- [ФРАГМЕНТ СТРАНИЦЫ]:
▼

После завершения военной операции в Ираке ООН вновь повела себя «неадекватно», когда контролируемая организацией «сложная система торговых отношений с Ираком» создала трудности для американских компаний, которые заключили торговые соглашения с временным военным правительством США в Ираке. На самом деле инициатива создания такой сложной системы торговых отношений активно лоббировалась США в рамках введенного ими режима санкций, не поддержанного никем, за исключением Великобритании. Но теперь процесс был необратим. Таким образом, говоря словами одного «дипломата американской коалиции», США «стремятся дать понять [членам Совета Безопасности], что американское руководство ведет диалог с Советом Безопасности, поскольку в этом заключается его свободная воля, а не обязательство». Дипломаты различных политических лагерей главным считают вопрос о том, «какой объем свободы должны получить США при решении нефтяного вопроса Ирака и при формировании нового правительства в стране». Вашингтон требует полную свободу действий для себя. Другие страны, большая часть населения США и иракцы (насколько мы располагаем информацией) предпочли бы «усиление надзора ООН», а также «нормализацию дипломатических и экономических отношений с Ираком», равно как и внутриполитических отношений в Ираке при участии ООН{65}.
При всех трансформациях формулировок, оправданий и предлогов один принцип остается неизменным: США должны любой ценой установить эффективный контроль над Ираком, сохраняя при этом, по возможности, некоторые очертания демократичности процесса.
Вряд ли для кого-либо стало бы неожиданностью то, что «великие амбиции Америки» будут простираться на весь мир после сокрушительного поражения их главного и единственного врага, до которого было множество других. О неприятной участи последних нет желания упоминать. Однако текущая ситуация имеет существенные отличия. В истории еще никогда не было случая практически полной монополии средств широкомасштабного уничтожения в руках одной страны: Этот факт более всего доказывает необходимость тщательного анализа политики, проводимой США, и ее ключевых политических доктрин.

▲

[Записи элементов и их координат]
▼

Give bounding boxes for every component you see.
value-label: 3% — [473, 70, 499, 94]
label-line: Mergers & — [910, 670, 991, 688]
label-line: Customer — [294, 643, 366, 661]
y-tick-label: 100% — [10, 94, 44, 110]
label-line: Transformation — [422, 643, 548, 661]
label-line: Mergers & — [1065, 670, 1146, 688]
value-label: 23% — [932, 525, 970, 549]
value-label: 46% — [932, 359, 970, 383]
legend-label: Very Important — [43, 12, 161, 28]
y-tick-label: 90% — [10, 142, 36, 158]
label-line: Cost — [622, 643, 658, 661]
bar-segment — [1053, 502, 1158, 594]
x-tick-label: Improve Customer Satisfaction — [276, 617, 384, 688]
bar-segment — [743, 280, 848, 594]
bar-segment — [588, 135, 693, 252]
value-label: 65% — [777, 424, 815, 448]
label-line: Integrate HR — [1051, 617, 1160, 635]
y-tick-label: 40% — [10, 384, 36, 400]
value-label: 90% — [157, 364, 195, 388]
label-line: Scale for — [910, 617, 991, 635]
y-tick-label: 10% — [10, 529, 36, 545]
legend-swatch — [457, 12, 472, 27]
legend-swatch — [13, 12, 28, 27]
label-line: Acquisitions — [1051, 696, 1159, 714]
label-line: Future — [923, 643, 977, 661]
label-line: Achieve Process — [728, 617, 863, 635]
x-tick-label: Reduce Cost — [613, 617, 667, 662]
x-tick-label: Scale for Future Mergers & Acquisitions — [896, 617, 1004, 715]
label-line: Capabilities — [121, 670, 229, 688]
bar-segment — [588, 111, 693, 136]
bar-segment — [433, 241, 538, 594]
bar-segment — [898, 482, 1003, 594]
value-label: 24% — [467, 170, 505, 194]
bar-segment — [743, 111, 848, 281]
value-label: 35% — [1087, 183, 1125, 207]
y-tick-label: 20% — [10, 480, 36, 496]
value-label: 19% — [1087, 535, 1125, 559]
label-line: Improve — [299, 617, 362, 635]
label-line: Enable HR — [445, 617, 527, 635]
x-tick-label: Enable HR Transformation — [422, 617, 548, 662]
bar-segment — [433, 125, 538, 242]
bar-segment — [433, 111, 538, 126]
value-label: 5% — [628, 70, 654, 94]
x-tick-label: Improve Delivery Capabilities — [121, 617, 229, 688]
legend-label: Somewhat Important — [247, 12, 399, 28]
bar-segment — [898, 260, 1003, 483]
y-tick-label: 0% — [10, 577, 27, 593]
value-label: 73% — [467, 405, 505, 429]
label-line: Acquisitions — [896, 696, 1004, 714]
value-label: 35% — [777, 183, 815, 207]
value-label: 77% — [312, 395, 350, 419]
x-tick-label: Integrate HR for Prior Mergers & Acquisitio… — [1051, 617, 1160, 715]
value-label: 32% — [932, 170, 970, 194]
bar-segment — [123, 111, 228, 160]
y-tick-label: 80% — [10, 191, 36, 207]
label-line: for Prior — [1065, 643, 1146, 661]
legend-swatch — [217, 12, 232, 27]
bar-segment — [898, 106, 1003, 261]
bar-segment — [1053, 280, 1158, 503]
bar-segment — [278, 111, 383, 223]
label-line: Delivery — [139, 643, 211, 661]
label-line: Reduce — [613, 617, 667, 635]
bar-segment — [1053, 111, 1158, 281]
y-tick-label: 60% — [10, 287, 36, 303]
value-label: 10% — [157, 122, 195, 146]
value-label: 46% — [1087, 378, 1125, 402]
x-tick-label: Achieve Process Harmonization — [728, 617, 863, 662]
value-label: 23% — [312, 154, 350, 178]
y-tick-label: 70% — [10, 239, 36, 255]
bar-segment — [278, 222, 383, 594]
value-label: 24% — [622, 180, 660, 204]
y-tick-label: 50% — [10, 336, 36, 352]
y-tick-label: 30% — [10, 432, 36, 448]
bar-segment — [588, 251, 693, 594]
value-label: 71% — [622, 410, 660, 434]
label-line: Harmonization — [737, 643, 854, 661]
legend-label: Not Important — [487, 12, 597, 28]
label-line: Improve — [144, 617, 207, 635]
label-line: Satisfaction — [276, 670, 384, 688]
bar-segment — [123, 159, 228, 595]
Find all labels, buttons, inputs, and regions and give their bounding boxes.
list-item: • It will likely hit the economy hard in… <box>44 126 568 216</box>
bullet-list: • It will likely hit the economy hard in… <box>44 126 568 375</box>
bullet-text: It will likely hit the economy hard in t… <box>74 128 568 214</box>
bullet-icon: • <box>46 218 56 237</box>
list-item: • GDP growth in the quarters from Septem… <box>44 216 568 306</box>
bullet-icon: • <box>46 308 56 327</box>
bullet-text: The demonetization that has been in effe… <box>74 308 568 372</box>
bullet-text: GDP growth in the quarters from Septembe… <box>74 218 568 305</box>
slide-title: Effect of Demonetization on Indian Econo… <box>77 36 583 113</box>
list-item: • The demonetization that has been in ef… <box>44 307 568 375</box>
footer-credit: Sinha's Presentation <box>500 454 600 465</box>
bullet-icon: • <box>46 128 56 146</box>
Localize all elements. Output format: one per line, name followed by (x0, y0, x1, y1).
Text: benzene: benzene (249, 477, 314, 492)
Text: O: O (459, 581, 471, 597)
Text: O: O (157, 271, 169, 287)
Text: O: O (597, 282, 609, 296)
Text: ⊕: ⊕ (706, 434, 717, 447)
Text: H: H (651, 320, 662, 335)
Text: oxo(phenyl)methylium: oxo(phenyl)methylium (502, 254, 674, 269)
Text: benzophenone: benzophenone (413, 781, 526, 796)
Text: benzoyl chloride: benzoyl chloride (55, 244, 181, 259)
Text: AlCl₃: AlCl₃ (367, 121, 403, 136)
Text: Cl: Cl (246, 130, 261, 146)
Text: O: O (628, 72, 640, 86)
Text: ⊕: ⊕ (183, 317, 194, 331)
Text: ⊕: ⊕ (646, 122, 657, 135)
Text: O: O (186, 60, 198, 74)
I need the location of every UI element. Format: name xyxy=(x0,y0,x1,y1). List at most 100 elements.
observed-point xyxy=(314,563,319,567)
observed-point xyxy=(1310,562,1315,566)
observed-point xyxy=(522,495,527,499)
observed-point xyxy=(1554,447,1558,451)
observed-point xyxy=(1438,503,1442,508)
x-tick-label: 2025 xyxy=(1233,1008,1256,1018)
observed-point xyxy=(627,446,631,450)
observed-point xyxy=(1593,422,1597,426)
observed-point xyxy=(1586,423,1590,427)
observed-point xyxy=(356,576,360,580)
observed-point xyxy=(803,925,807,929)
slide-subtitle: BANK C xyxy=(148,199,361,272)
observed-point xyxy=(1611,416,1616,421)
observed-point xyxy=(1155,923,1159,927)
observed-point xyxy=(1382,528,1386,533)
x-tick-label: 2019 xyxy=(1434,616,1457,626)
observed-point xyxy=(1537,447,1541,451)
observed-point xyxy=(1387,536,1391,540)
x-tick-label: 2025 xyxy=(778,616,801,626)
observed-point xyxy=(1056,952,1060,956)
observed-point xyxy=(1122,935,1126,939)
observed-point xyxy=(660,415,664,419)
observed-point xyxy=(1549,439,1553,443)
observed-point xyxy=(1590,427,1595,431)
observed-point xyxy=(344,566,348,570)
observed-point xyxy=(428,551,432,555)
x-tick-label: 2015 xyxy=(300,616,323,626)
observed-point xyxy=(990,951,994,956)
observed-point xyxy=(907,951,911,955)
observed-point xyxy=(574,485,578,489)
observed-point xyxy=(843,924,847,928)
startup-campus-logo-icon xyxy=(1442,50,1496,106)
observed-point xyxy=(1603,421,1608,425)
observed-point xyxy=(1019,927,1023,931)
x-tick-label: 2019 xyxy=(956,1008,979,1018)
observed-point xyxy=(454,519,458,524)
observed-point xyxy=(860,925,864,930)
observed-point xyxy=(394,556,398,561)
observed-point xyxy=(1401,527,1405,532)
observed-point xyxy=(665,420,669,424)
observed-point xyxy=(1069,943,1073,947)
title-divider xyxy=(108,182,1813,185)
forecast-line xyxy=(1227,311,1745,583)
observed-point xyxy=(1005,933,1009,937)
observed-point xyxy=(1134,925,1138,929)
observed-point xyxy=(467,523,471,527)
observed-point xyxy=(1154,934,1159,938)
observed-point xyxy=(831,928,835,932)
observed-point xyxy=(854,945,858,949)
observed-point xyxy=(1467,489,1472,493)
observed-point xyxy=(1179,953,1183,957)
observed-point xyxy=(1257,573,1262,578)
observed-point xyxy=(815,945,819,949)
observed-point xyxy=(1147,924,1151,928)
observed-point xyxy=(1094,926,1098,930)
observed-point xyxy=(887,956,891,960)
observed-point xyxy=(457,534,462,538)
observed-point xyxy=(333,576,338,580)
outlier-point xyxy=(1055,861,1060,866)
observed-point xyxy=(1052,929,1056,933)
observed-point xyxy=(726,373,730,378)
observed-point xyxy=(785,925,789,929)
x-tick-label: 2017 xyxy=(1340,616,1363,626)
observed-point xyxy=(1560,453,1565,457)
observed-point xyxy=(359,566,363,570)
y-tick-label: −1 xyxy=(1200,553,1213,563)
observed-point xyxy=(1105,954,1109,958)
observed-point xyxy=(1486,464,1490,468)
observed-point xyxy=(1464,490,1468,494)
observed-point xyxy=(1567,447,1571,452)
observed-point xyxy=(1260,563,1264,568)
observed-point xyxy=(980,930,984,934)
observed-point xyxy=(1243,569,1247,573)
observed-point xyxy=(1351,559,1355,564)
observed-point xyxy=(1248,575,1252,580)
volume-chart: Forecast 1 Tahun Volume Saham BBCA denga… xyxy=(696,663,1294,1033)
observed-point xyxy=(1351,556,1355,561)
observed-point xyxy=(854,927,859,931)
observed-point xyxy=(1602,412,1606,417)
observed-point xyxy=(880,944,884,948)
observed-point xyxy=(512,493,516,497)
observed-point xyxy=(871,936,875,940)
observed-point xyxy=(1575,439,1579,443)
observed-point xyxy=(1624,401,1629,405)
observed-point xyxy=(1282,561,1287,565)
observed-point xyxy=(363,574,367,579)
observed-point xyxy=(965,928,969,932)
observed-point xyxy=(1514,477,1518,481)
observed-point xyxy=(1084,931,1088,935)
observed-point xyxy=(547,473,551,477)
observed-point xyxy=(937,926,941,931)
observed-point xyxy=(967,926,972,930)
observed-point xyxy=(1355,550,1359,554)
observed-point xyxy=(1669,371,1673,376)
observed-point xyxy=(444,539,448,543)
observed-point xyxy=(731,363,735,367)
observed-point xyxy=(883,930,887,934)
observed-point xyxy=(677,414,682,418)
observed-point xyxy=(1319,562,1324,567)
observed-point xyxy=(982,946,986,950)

▲

- [ЗАДАНИЯ]:
1. Ответьте на вопросы по тексту о политике США в отношении Ирака:
(a) Какая страна, кроме США, поддержала введенный ими режим санкций?
(b) Какой принцип, согласно тексту, остается неизменным при всех трансформациях формулировок?
(c) Чего, по словам автора, еще никогда не было в истории?
2. Напишите продолжение текста о политике США в отношении Ирака, начиная с места, где он обрывается.
Материал существует отдельно и к тексту о политике США в отношении Ирака не относится.

- [ОТВЕТЫ ПО ПОРЯДКУ]:
1.
(a) Великобритания.
(b) США должны любой ценой установить эффективный контроль над Ираком и по возможности сохранить некоторые очертания демократичности процесса.
(c) Практически полной монополии средств широкомасштабного уничтожения в руках одной страны.

2.
ОПАСЕНИЯ ЭЛИТЫВ кругах американского делового и политического истеблишмента бытуют серьезные опасения по поводу того, что возрастание «имперских амбиций» чревато угрожающими последствиями для американского общества. Опасения еще более усилились, когда администрация президента Буша объявила США «ревизионистским государством», которое намерено править миром вечно. Многим казалось, что при новом руководстве «радикальных националистов», которые стремятся к «безраздельному мировому доминированию посредством абсолютного военного превосходства», США представляют «угрозу не только для себя, но и для всего человечества»{66}. Другие видные фигуры американских политических и деловых кругов были в ужасе от авантюризма и высокомерия радикальных националистов, вернувших себе былые властные позиции, которые они занимали на протяжении 1980-х годов, а теперь исчезли многие сдерживающие их свободу факторы.
Трудно сказать, что у подобных опасений не было оснований в прошлом. В период президентства Б. Клинтона известный политический аналитик Самюэль Хантингтон отмечал, что для большинства стран мира США становятся супердержавой-изгоем и расцениваются в качестве единственной главной внешней угрозы для их интересов. Тогда же президент Американской ассоциации политических наук Роберт Джервис высказал предостережение о том, что «на самом деле в настоящее время в глазах большей части мирового сообщества США видятся главным государством-изгоем». Как и многие другие аналитики, они оба предполагали появление коалиции государств для создания противовеса супердержаве-изгою в связи с усилением ее пугающей мощи{67}.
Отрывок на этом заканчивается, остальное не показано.